YOUR TASK -> Going through the data below, tally every line where the string "Windows" occurs, then give only the tally.

STUDY MATERIAL ->
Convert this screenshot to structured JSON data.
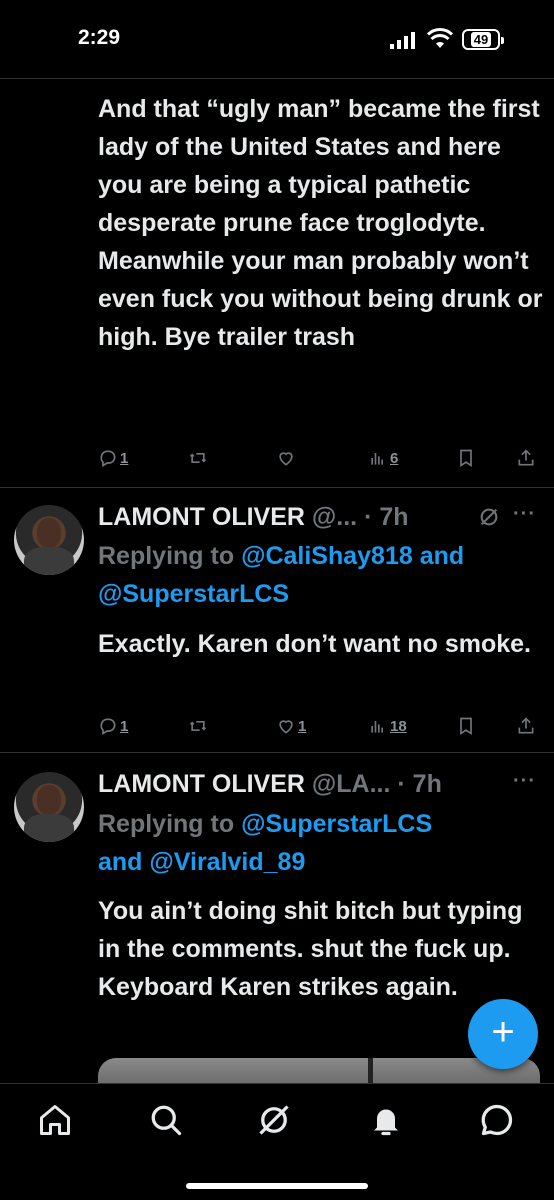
{
  "status_bar": {
    "time": "2:29",
    "battery": "49"
  },
  "tweets": [
    {
      "text": "And that “ugly man” became the first lady of the United States and here you are being a typical pathetic desperate prune face troglodyte. Meanwhile your man probably won’t even fuck you without being drunk or high. Bye trailer trash",
      "replies": "1",
      "retweets": "",
      "likes": "",
      "views": "6"
    },
    {
      "name": "LAMONT OLIVER",
      "handle": "@...",
      "time": "· 7h",
      "replying_prefix": "Replying to ",
      "mention_1": "@CaliShay818",
      "joiner": " and",
      "mention_2": "@SuperstarLCS",
      "text": "Exactly. Karen don’t want no smoke.",
      "replies": "1",
      "retweets": "",
      "likes": "1",
      "views": "18"
    },
    {
      "name": "LAMONT OLIVER",
      "handle": "@LA...",
      "time": "· 7h",
      "replying_prefix": "Replying to ",
      "mention_1": "@SuperstarLCS",
      "joiner": "and ",
      "mention_2": "@Viralvid_89",
      "text": "You ain’t doing shit bitch but typing in the comments. shut the fuck up. Keyboard Karen strikes again."
    }
  ],
  "more_label": "···",
  "fab_label": "+",
  "nav": [
    "home-icon",
    "search-icon",
    "grok-icon",
    "notifications-icon",
    "messages-icon"
  ]
}
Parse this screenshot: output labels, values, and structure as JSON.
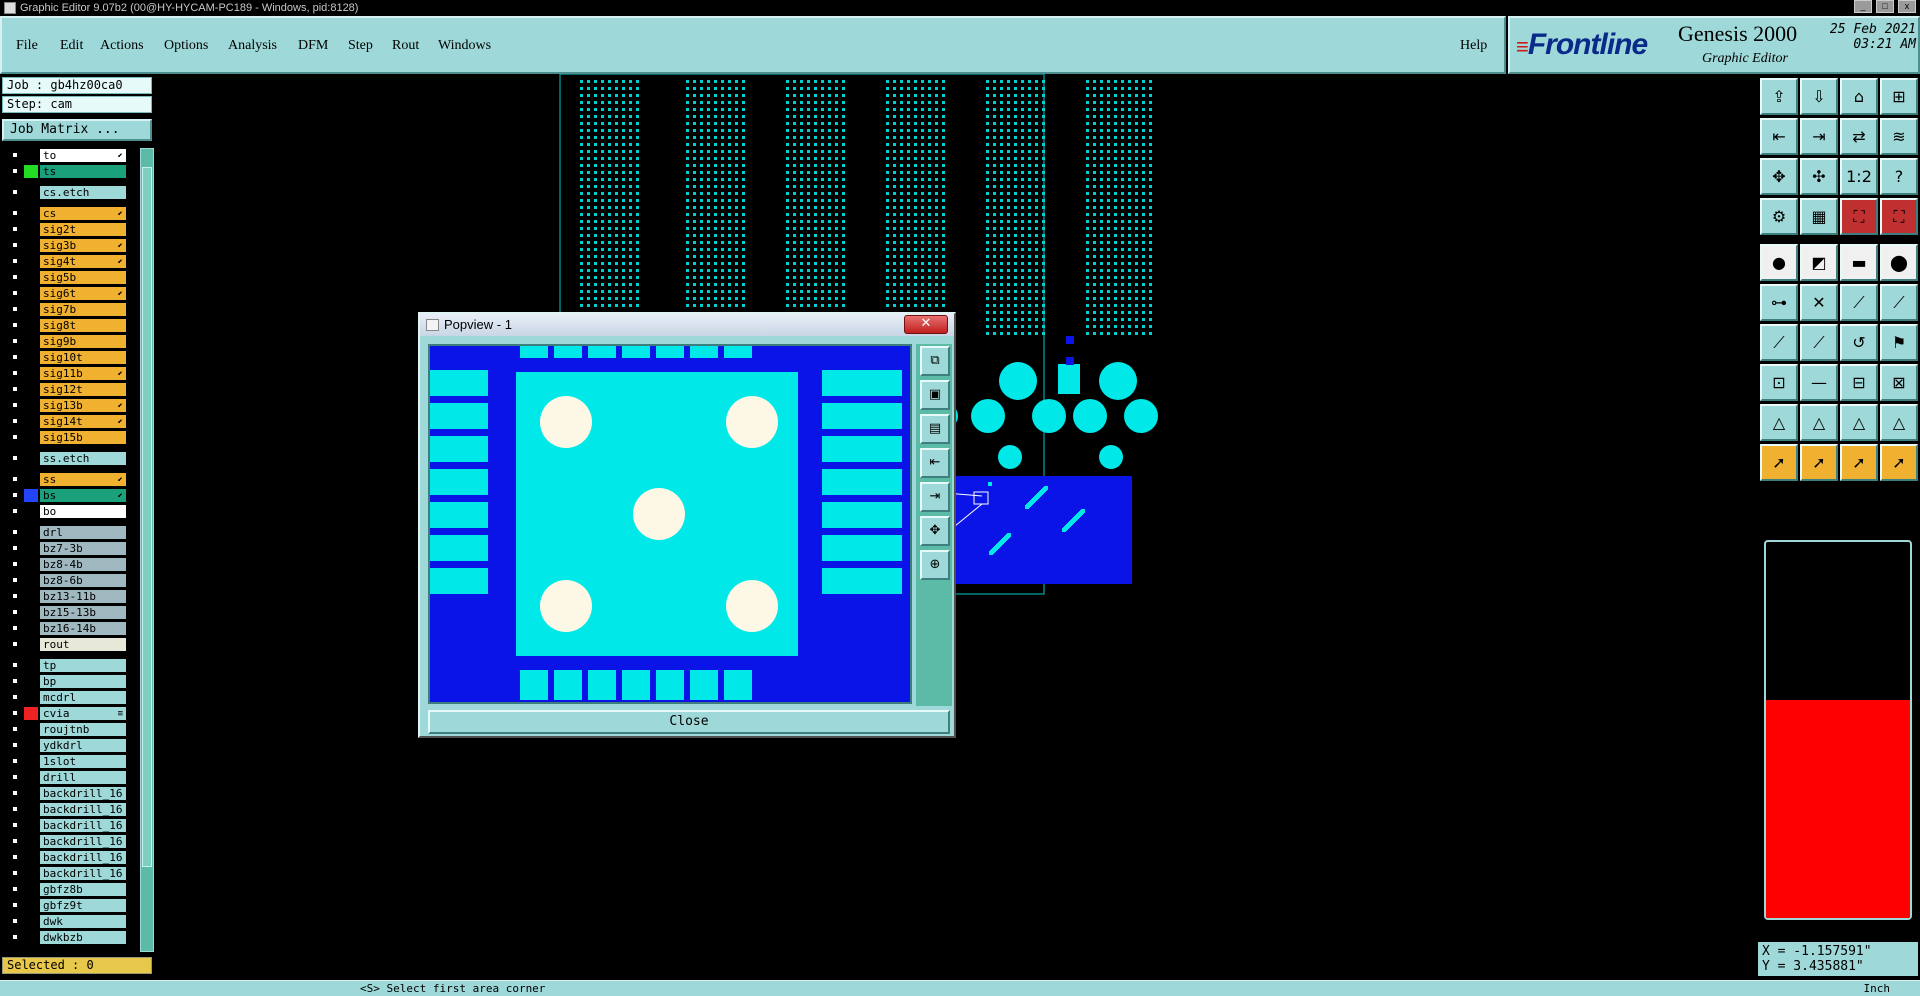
{
  "window": {
    "title": "Graphic Editor 9.07b2 (00@HY-HYCAM-PC189 - Windows, pid:8128)"
  },
  "menu": {
    "file": "File",
    "edit": "Edit",
    "actions": "Actions",
    "options": "Options",
    "analysis": "Analysis",
    "dfm": "DFM",
    "step": "Step",
    "rout": "Rout",
    "windows": "Windows",
    "help": "Help"
  },
  "brand": {
    "logo": "Frontline",
    "product": "Genesis 2000",
    "subtitle": "Graphic Editor",
    "date": "25 Feb 2021",
    "time": "03:21 AM"
  },
  "job": {
    "job_label": "Job : gb4hz00ca0",
    "step_label": "Step: cam",
    "matrix_button": "Job Matrix ..."
  },
  "layers": [
    {
      "name": "to",
      "color": "#ffffff",
      "swatch": "#000000",
      "mark": "⬋"
    },
    {
      "name": "ts",
      "color": "#1aa07a",
      "swatch": "#22dd22",
      "mark": ""
    },
    {
      "name": "cs.etch",
      "color": "#9ed8d8",
      "swatch": "#000000",
      "mark": ""
    },
    {
      "name": "cs",
      "color": "#f0b030",
      "swatch": "#000000",
      "mark": "⬋"
    },
    {
      "name": "sig2t",
      "color": "#f0b030",
      "swatch": "#000000",
      "mark": ""
    },
    {
      "name": "sig3b",
      "color": "#f0b030",
      "swatch": "#000000",
      "mark": "⬋"
    },
    {
      "name": "sig4t",
      "color": "#f0b030",
      "swatch": "#000000",
      "mark": "⬋"
    },
    {
      "name": "sig5b",
      "color": "#f0b030",
      "swatch": "#000000",
      "mark": ""
    },
    {
      "name": "sig6t",
      "color": "#f0b030",
      "swatch": "#000000",
      "mark": "⬋"
    },
    {
      "name": "sig7b",
      "color": "#f0b030",
      "swatch": "#000000",
      "mark": ""
    },
    {
      "name": "sig8t",
      "color": "#f0b030",
      "swatch": "#000000",
      "mark": ""
    },
    {
      "name": "sig9b",
      "color": "#f0b030",
      "swatch": "#000000",
      "mark": ""
    },
    {
      "name": "sig10t",
      "color": "#f0b030",
      "swatch": "#000000",
      "mark": ""
    },
    {
      "name": "sig11b",
      "color": "#f0b030",
      "swatch": "#000000",
      "mark": "⬋"
    },
    {
      "name": "sig12t",
      "color": "#f0b030",
      "swatch": "#000000",
      "mark": ""
    },
    {
      "name": "sig13b",
      "color": "#f0b030",
      "swatch": "#000000",
      "mark": "⬋"
    },
    {
      "name": "sig14t",
      "color": "#f0b030",
      "swatch": "#000000",
      "mark": "⬋"
    },
    {
      "name": "sig15b",
      "color": "#f0b030",
      "swatch": "#000000",
      "mark": ""
    },
    {
      "name": "ss.etch",
      "color": "#9ed8d8",
      "swatch": "#000000",
      "mark": ""
    },
    {
      "name": "ss",
      "color": "#f0b030",
      "swatch": "#000000",
      "mark": "⬋"
    },
    {
      "name": "bs",
      "color": "#1aa07a",
      "swatch": "#2244ff",
      "mark": "⬋"
    },
    {
      "name": "bo",
      "color": "#ffffff",
      "swatch": "#000000",
      "mark": ""
    },
    {
      "name": "drl",
      "color": "#a0b8c0",
      "swatch": "#000000",
      "mark": ""
    },
    {
      "name": "bz7-3b",
      "color": "#a0b8c0",
      "swatch": "#000000",
      "mark": ""
    },
    {
      "name": "bz8-4b",
      "color": "#a0b8c0",
      "swatch": "#000000",
      "mark": ""
    },
    {
      "name": "bz8-6b",
      "color": "#a0b8c0",
      "swatch": "#000000",
      "mark": ""
    },
    {
      "name": "bz13-11b",
      "color": "#a0b8c0",
      "swatch": "#000000",
      "mark": ""
    },
    {
      "name": "bz15-13b",
      "color": "#a0b8c0",
      "swatch": "#000000",
      "mark": ""
    },
    {
      "name": "bz16-14b",
      "color": "#a0b8c0",
      "swatch": "#000000",
      "mark": ""
    },
    {
      "name": "rout",
      "color": "#e8e8d8",
      "swatch": "#000000",
      "mark": ""
    },
    {
      "name": "tp",
      "color": "#9ed8d8",
      "swatch": "#000000",
      "mark": ""
    },
    {
      "name": "bp",
      "color": "#9ed8d8",
      "swatch": "#000000",
      "mark": ""
    },
    {
      "name": "mcdrl",
      "color": "#9ed8d8",
      "swatch": "#000000",
      "mark": ""
    },
    {
      "name": "cvia",
      "color": "#9ed8d8",
      "swatch": "#ee2222",
      "mark": "≡"
    },
    {
      "name": "roujtnb",
      "color": "#9ed8d8",
      "swatch": "#000000",
      "mark": ""
    },
    {
      "name": "ydkdrl",
      "color": "#9ed8d8",
      "swatch": "#000000",
      "mark": ""
    },
    {
      "name": "1slot",
      "color": "#9ed8d8",
      "swatch": "#000000",
      "mark": ""
    },
    {
      "name": "drill",
      "color": "#9ed8d8",
      "swatch": "#000000",
      "mark": ""
    },
    {
      "name": "backdrill_16",
      "color": "#9ed8d8",
      "swatch": "#000000",
      "mark": ""
    },
    {
      "name": "backdrill_16",
      "color": "#9ed8d8",
      "swatch": "#000000",
      "mark": ""
    },
    {
      "name": "backdrill_16",
      "color": "#9ed8d8",
      "swatch": "#000000",
      "mark": ""
    },
    {
      "name": "backdrill_16",
      "color": "#9ed8d8",
      "swatch": "#000000",
      "mark": ""
    },
    {
      "name": "backdrill_16",
      "color": "#9ed8d8",
      "swatch": "#000000",
      "mark": ""
    },
    {
      "name": "backdrill_16",
      "color": "#9ed8d8",
      "swatch": "#000000",
      "mark": ""
    },
    {
      "name": "gbfz8b",
      "color": "#9ed8d8",
      "swatch": "#000000",
      "mark": ""
    },
    {
      "name": "gbfz9t",
      "color": "#9ed8d8",
      "swatch": "#000000",
      "mark": ""
    },
    {
      "name": "dwk",
      "color": "#9ed8d8",
      "swatch": "#000000",
      "mark": ""
    },
    {
      "name": "dwkbzb",
      "color": "#9ed8d8",
      "swatch": "#000000",
      "mark": ""
    }
  ],
  "selected": "Selected : 0",
  "coords": {
    "x": "X = -1.157591\"",
    "y": "Y = 3.435881\""
  },
  "popview": {
    "title": "Popview - 1",
    "close_x": "✕",
    "close_button": "Close"
  },
  "status": {
    "text": "<S>  Select first area corner",
    "unit": "Inch"
  },
  "colors": {
    "board_blue": "#0a14e6",
    "feature_cyan": "#00e8e8",
    "pad_cream": "#fdf8e6",
    "panel_teal": "#9ed8d8",
    "tool_orange": "#f0b030"
  }
}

OUTPUT OF THE TASK -> 2